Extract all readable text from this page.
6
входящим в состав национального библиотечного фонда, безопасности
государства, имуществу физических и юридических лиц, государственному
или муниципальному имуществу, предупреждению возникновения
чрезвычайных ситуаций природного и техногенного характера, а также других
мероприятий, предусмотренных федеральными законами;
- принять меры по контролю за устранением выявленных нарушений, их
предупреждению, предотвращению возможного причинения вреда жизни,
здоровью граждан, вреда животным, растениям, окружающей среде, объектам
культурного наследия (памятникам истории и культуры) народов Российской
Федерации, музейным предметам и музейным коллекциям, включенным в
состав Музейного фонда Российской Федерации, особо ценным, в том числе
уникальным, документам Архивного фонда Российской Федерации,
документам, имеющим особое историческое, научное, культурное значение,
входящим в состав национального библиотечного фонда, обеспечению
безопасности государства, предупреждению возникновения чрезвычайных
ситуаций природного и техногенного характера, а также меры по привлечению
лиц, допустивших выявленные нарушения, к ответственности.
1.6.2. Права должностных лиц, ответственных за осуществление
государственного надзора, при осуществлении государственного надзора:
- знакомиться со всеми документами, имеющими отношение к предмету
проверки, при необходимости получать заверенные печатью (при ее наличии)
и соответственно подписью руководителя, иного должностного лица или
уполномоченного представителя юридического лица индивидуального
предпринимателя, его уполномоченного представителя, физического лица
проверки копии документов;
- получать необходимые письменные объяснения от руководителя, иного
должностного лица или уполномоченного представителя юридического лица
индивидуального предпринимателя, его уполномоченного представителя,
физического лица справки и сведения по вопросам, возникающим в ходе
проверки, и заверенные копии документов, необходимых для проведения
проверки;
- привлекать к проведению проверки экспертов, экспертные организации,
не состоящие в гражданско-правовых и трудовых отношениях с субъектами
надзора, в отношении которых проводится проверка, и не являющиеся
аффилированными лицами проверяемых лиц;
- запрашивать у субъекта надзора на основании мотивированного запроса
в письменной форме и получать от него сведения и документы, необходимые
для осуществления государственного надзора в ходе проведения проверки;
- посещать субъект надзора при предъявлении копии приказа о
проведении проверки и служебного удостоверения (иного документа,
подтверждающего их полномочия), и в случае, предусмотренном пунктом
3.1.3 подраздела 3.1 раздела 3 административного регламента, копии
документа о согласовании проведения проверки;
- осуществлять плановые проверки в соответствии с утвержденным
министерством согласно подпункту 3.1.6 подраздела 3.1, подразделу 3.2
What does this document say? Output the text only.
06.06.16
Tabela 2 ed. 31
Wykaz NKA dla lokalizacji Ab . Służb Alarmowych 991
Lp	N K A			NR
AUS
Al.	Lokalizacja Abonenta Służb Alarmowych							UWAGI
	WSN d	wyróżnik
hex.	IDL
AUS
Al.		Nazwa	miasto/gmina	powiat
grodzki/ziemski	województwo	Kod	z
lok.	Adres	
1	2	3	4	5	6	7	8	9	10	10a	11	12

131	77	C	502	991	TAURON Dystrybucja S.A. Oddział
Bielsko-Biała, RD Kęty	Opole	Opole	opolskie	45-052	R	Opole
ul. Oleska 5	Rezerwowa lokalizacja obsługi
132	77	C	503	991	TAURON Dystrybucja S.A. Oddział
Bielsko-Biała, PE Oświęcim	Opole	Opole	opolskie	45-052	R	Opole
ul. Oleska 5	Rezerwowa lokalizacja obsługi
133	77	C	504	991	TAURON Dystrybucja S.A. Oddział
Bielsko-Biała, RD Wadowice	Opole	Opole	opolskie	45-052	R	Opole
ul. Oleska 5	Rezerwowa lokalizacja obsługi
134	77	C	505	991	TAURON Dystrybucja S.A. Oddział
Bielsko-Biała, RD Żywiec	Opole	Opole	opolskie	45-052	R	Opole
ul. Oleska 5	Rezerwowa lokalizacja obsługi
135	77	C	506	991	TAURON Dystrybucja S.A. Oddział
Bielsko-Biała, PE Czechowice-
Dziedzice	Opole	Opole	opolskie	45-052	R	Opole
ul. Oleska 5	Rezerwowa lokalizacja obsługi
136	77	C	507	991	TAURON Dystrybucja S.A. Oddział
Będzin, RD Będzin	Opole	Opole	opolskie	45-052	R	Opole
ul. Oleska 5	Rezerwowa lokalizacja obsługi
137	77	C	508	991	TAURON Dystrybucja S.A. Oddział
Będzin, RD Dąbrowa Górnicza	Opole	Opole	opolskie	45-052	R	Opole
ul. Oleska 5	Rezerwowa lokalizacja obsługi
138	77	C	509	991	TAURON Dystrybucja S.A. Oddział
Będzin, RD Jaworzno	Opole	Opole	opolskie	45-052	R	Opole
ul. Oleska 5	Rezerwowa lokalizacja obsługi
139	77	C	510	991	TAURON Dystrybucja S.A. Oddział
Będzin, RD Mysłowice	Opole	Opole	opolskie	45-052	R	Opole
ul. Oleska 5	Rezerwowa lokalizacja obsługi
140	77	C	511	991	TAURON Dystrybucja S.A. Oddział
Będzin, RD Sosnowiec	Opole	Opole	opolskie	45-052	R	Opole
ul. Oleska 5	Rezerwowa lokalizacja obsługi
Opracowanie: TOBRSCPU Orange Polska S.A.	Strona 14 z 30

________________

From the listing, copy every line where the string "библиотечного" appears.

Output for this task ->
входящим в состав национального библиотечного фонда, безопасности
входящим в состав национального библиотечного фонда, обеспечению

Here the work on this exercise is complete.